* Begin The data *

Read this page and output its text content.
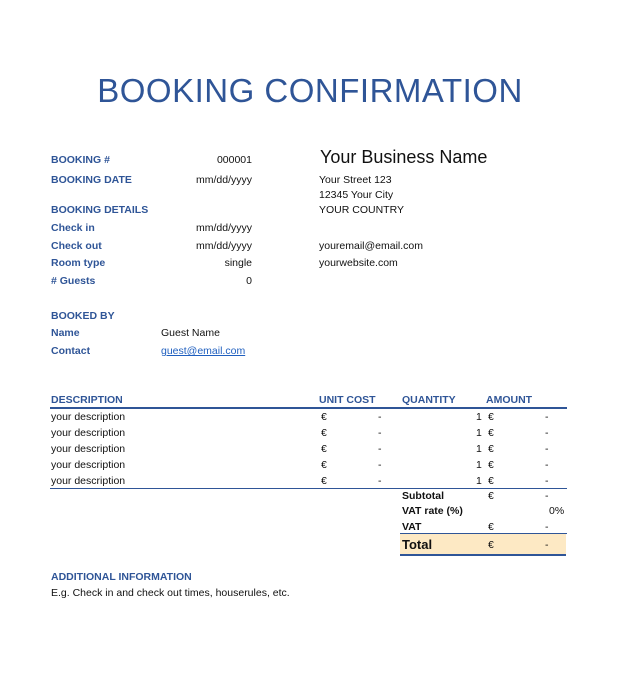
BOOKING CONFIRMATION
BOOKING #	000001
BOOKING DATE	mm/dd/yyyy
BOOKING DETAILS
Check in	mm/dd/yyyy
Check out	mm/dd/yyyy
Room type	single
# Guests	0
Your Business Name
Your Street 123
12345 Your City
YOUR COUNTRY
youremail@email.com
yourwebsite.com
BOOKED BY
Name	Guest Name
Contact	guest@email.com
DESCRIPTION	UNIT COST	QUANTITY	AMOUNT
your description	€	-	1 €	-
your description	€	-	1 €	-
your description	€	-	1 €	-
your description	€	-	1 €	-
your description	€	-	1 €	-
Subtotal	€	-
VAT rate (%)	0%
VAT	€	-
Total	€	-
ADDITIONAL INFORMATION
E.g. Check in and check out times, houserules, etc.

* End The data *

◆ What is asked
Your task is to list each line of the records with the word "Check".

◆ Result of the exercise
Check in	mm/dd/yyyy
Check out	mm/dd/yyyy
E.g. Check in and check out times, houserules, etc.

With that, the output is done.